» Objective 1: According to the comic review, why is Peter's attempt to kill Octopus out of character? Answer in one to three sentences.
» Objective 2: In the rows, rewrite everything from the line containing "lcl-temperature: LCL T= 10.3°C" down to the line containing "logo-line-1: Center for", swapping "height-tick-label" for "altitude-tick-label" and leaving the rest unchanged. Give only those lines.

» Page text:
And yes, someone does die here, however temporarily. And Slott does his best to make that death emotional and moving, and succeeds up to a point. Problem is, that death doesn’t feel earned… and it is the equivalent of dying in a Goddamned scaffolding collapse.

So who dies, and is it all worth it? Well, let’s talk about that after the jump, with one warning: after that jump, there will be spoilers.

The Amazing Spider-Man #700 opens with Doctor Octopus still in control of Peter Parker’s body, with Peter trapped in Ock’s rapidly dying carcass. Peter has made good his escape from Ock’s prison cell with the help of Hydro-Man, Trapster and Scorpion, and is trying to stay alive long enough to put a plan into motion to switch his consciousness back with Ock’s before the body goes tits-up. Meanwhile, Ock is continuing to enjoy the fruits of being Peter Parker – including Pete’s access to a certain red-headed former supermodel – all while planning how he can enrich himself while in his current circumstances. With the clock (and organs) running down for Peter, he uses Ock’s supervillain resources to make one last attempt to make things right…

…and he loses. By the end of the issue, Peter is dead, Ock is firmly ensconced in Peter’s body and life, and thus ends fifty years of Spider-Man history. The end!

Nah, not really. But what it does mean is that, for good or ill, we are looking at at least several months of Doc Ock pretending to be Spider-Man… and frankly, given how this sequence of events comes about in this issue I’m not sure I’m looking forward to that. Because if you take a step back, this thing is all over the place.

The main story is about 48 pages long, which makes it almost three times longer than a normal single comic story, but given that this is ostensibly the final Spider-Man story, it should be long. But it’s amazing how much of it just seems to meander. We go from Ock trying to lay into Mary Jane, to Peter getting shocked into a vision of heaven where Uncle Ben tells him it’s okay for him to stop being Spider-Man, to a Jonah Jameson press conference to Ock collecting all Peter’s friends and family to one place to… and on, and on, and on. It’s 21 pages before Ock and Peter face each other, and even then it’s over Skype or something. The two aren’t in the same room until three-fifths of the way through the story, for Christ’s sake. As a final battle between two arch-enemies, it is surprisingly battle-free.

And when we do get to the final battle, it all concludes with Peter trying to kill Octopus – sure, it’s a murder  / suicide kinda deal, but it is attempted murder. And when the simple, old school “push Ock out the window” attempted murder fails and both guys are then outside, Peter then tries to re-switch Ock into a body Peter knows from firsthand experience is gonna be dead in about fifteen seconds. Okay: Peter has the means to switch bodies with Octopus on the premises… why leave it outside again? Why is Plan A “Kill Ock With Gravity?” It’s out of character and out of place, particularly since Slott has spent years showing us Peter Parker proudly using, “No one dies!” as a motto.

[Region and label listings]
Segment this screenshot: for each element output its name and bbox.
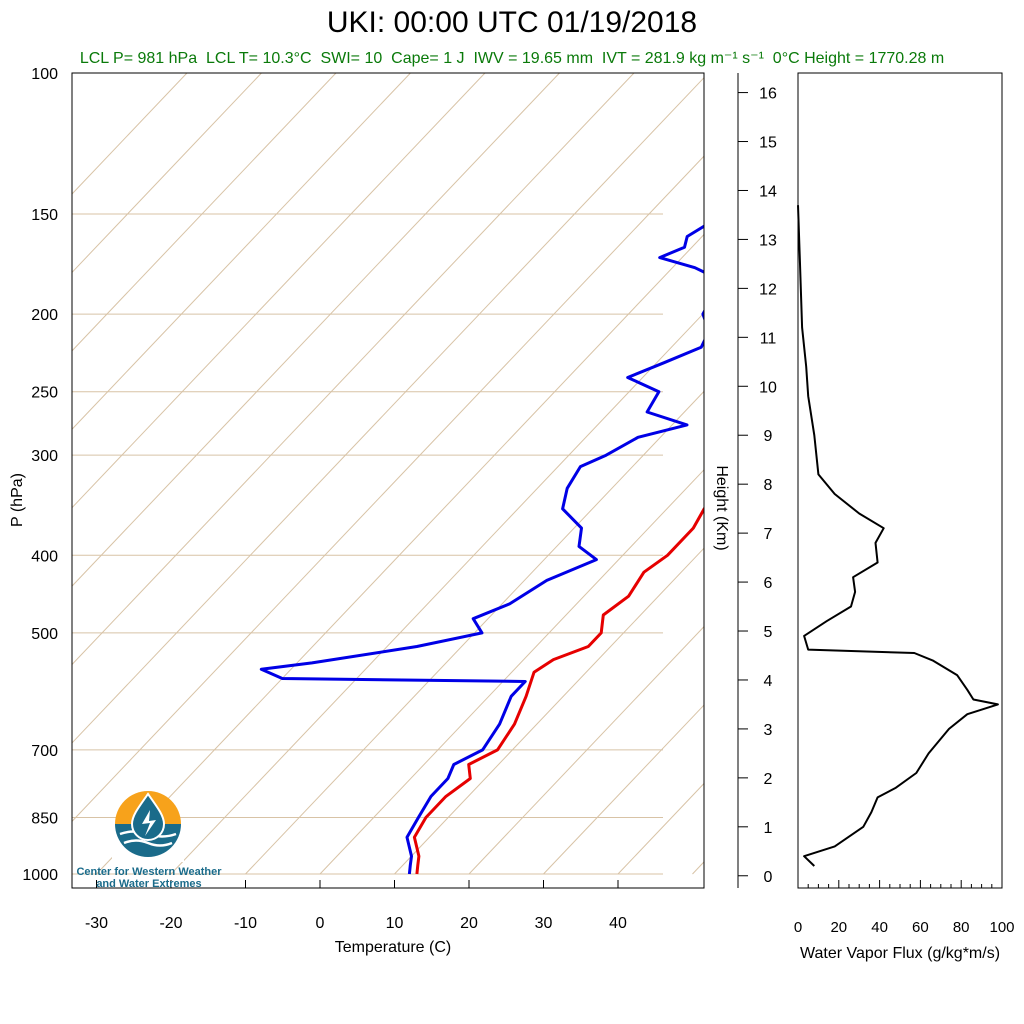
lcl-temperature: LCL T= 10.3°C [205, 50, 312, 67]
logo-line-2: and Water Extremes [96, 878, 202, 890]
skew-t-background [72, 73, 1024, 875]
pressure-tick-label: 700 [31, 743, 58, 760]
lcl-pressure: LCL P= 981 hPa [79, 50, 198, 67]
ivt-value: IVT = 281.9 kg m⁻¹ s⁻¹ [601, 50, 764, 67]
height-tick-label: 10 [759, 379, 777, 396]
height-tick-label: 5 [764, 624, 773, 641]
flux-tick-label: 40 [871, 919, 888, 936]
isotherm [72, 76, 704, 744]
water-vapor-flux-line [797, 205, 999, 867]
temperature-tick-label: -20 [159, 915, 182, 932]
pressure-tick-label: 300 [31, 448, 58, 465]
x-axis-label: Temperature (C) [335, 939, 451, 956]
height-tick-label: 8 [764, 477, 773, 494]
temperature-tick-label: -30 [85, 915, 108, 932]
pressure-tick-label: 150 [31, 207, 58, 224]
isotherm [72, 73, 486, 509]
isotherm [72, 73, 262, 274]
water-vapor-flux-profile [797, 205, 999, 867]
temperature-tick-label: 0 [316, 915, 325, 932]
pressure-tick-label: 200 [31, 307, 58, 324]
pressure-tick-label: 400 [31, 548, 58, 565]
isotherm [72, 73, 411, 430]
logo-text: Center for Western Weather and Water Ext… [74, 866, 224, 890]
height-tick-label: 4 [764, 673, 773, 690]
isotherm [72, 155, 704, 823]
height-tick-label: 15 [759, 135, 777, 152]
height-tick-label: 7 [764, 526, 773, 543]
temperature-tick-label: 20 [460, 915, 478, 932]
water-vapor-flux-frame [797, 72, 1003, 889]
height-tick-label: 3 [764, 722, 773, 739]
freezing-level-height: 0°C Height = 1770.28 m [772, 50, 945, 67]
y-axis-label: P (hPa) [9, 473, 26, 527]
flux-tick-label: 20 [830, 919, 847, 936]
isotherm [692, 861, 704, 875]
pressure-gridlines [72, 72, 663, 875]
water-drop-icon [112, 791, 184, 862]
temperature-tick-label: 10 [386, 915, 404, 932]
isotherm [72, 73, 337, 352]
height-tick-label: 11 [760, 330, 777, 347]
dewpoint-line [259, 224, 704, 875]
pressure-tick-label: 500 [31, 626, 58, 643]
isotherm [543, 704, 704, 875]
swi-value: SWI= 10 [320, 50, 383, 67]
height-tick-label: 12 [759, 281, 777, 298]
isotherm [468, 625, 704, 875]
pressure-tick-label: 100 [31, 66, 58, 83]
temperature-tick-label: 30 [535, 915, 553, 932]
pressure-tick-label: 1000 [22, 867, 58, 884]
flux-tick-label: 80 [953, 919, 970, 936]
temperature-tick-label: -10 [234, 915, 257, 932]
height-tick-label: 13 [759, 232, 777, 249]
isotherm [319, 469, 704, 875]
height-tick-label: 14 [759, 183, 777, 200]
logo-line-1: Center for Western Weather [76, 866, 222, 878]
flux-tick-label: 0 [794, 919, 802, 936]
temperature-line [412, 506, 704, 875]
wvf-x-axis-label: Water Vapor Flux (g/kg*m/s) [800, 945, 1000, 962]
flux-tick-label: 60 [912, 919, 929, 936]
height-tick-label: 9 [764, 428, 773, 445]
isotherm-lines [72, 73, 1024, 875]
skew-t-frame [71, 72, 705, 889]
height-tick-label: 1 [764, 820, 773, 837]
isotherm [72, 73, 188, 195]
sounding-parameters: LCL P= 981 hPa LCL T= 10.3°C SWI= 10 Cap… [0, 48, 1024, 68]
height-tick-label: 16 [759, 86, 777, 103]
height-axis-label: Height (Km) [713, 465, 730, 550]
iwv-value: IWV = 19.65 mm [473, 50, 594, 67]
isotherm [394, 547, 704, 875]
temperature-tick-label: 40 [609, 915, 627, 932]
cape-value: Cape= 1 J [391, 50, 465, 67]
isotherm [72, 73, 635, 666]
isotherm [617, 782, 704, 875]
temperature-profiles [259, 224, 704, 875]
pressure-tick-label: 250 [31, 385, 58, 402]
cw3e-logo: Center for Western Weather and Water Ext… [74, 786, 224, 896]
isotherm [767, 73, 1024, 874]
flux-tick-label: 100 [989, 919, 1014, 936]
pressure-tick-label: 850 [31, 810, 58, 827]
height-tick-label: 6 [764, 575, 773, 592]
isotherm [72, 73, 560, 587]
height-tick-label: 0 [764, 869, 773, 886]
height-tick-label: 2 [764, 771, 773, 788]
isotherm [96, 233, 704, 875]
isotherm [170, 312, 704, 875]
chart-title: UKI: 00:00 UTC 01/19/2018 [326, 6, 698, 39]
isotherm [245, 390, 704, 875]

» Written answer 1: Slott has spent years showing Peter Parker proudly using "No one dies!" as his motto. Trying to kill Octopus goes against that, which is why the review calls it out of character.

» Written answer 2:
lcl-temperature: LCL T= 10.3°C [205, 50, 312, 67]
logo-line-2: and Water Extremes [96, 878, 202, 890]
skew-t-background [72, 73, 1024, 875]
pressure-tick-label: 700 [31, 743, 58, 760]
lcl-pressure: LCL P= 981 hPa [79, 50, 198, 67]
ivt-value: IVT = 281.9 kg m⁻¹ s⁻¹ [601, 50, 764, 67]
altitude-tick-label: 10 [759, 379, 777, 396]
altitude-tick-label: 5 [764, 624, 773, 641]
flux-tick-label: 40 [871, 919, 888, 936]
isotherm [72, 76, 704, 744]
water-vapor-flux-line [797, 205, 999, 867]
temperature-tick-label: -20 [159, 915, 182, 932]
pressure-tick-label: 300 [31, 448, 58, 465]
x-axis-label: Temperature (C) [335, 939, 451, 956]
altitude-tick-label: 8 [764, 477, 773, 494]
temperature-tick-label: -30 [85, 915, 108, 932]
pressure-tick-label: 150 [31, 207, 58, 224]
isotherm [72, 73, 486, 509]
isotherm [72, 73, 262, 274]
water-vapor-flux-profile [797, 205, 999, 867]
temperature-tick-label: 0 [316, 915, 325, 932]
pressure-tick-label: 200 [31, 307, 58, 324]
pressure-tick-label: 400 [31, 548, 58, 565]
isotherm [72, 73, 411, 430]
logo-text: Center for Western Weather and Water Ext… [74, 866, 224, 890]
altitude-tick-label: 4 [764, 673, 773, 690]
isotherm [72, 155, 704, 823]
altitude-tick-label: 15 [759, 135, 777, 152]
altitude-tick-label: 7 [764, 526, 773, 543]
temperature-tick-label: 20 [460, 915, 478, 932]
water-vapor-flux-frame [797, 72, 1003, 889]
altitude-tick-label: 3 [764, 722, 773, 739]
freezing-level-height: 0°C Height = 1770.28 m [772, 50, 945, 67]
y-axis-label: P (hPa) [9, 473, 26, 527]
flux-tick-label: 20 [830, 919, 847, 936]
isotherm [692, 861, 704, 875]
pressure-gridlines [72, 72, 663, 875]
water-drop-icon [112, 791, 184, 862]
temperature-tick-label: 10 [386, 915, 404, 932]
isotherm [72, 73, 337, 352]
altitude-tick-label: 11 [760, 330, 777, 347]
dewpoint-line [259, 224, 704, 875]
pressure-tick-label: 500 [31, 626, 58, 643]
isotherm [543, 704, 704, 875]
swi-value: SWI= 10 [320, 50, 383, 67]
altitude-tick-label: 12 [759, 281, 777, 298]
isotherm [468, 625, 704, 875]
pressure-tick-label: 100 [31, 66, 58, 83]
temperature-tick-label: 30 [535, 915, 553, 932]
pressure-tick-label: 1000 [22, 867, 58, 884]
flux-tick-label: 80 [953, 919, 970, 936]
temperature-tick-label: -10 [234, 915, 257, 932]
altitude-tick-label: 13 [759, 232, 777, 249]
isotherm [319, 469, 704, 875]
altitude-tick-label: 14 [759, 183, 777, 200]
logo-line-1: Center for Western Weather [76, 866, 222, 878]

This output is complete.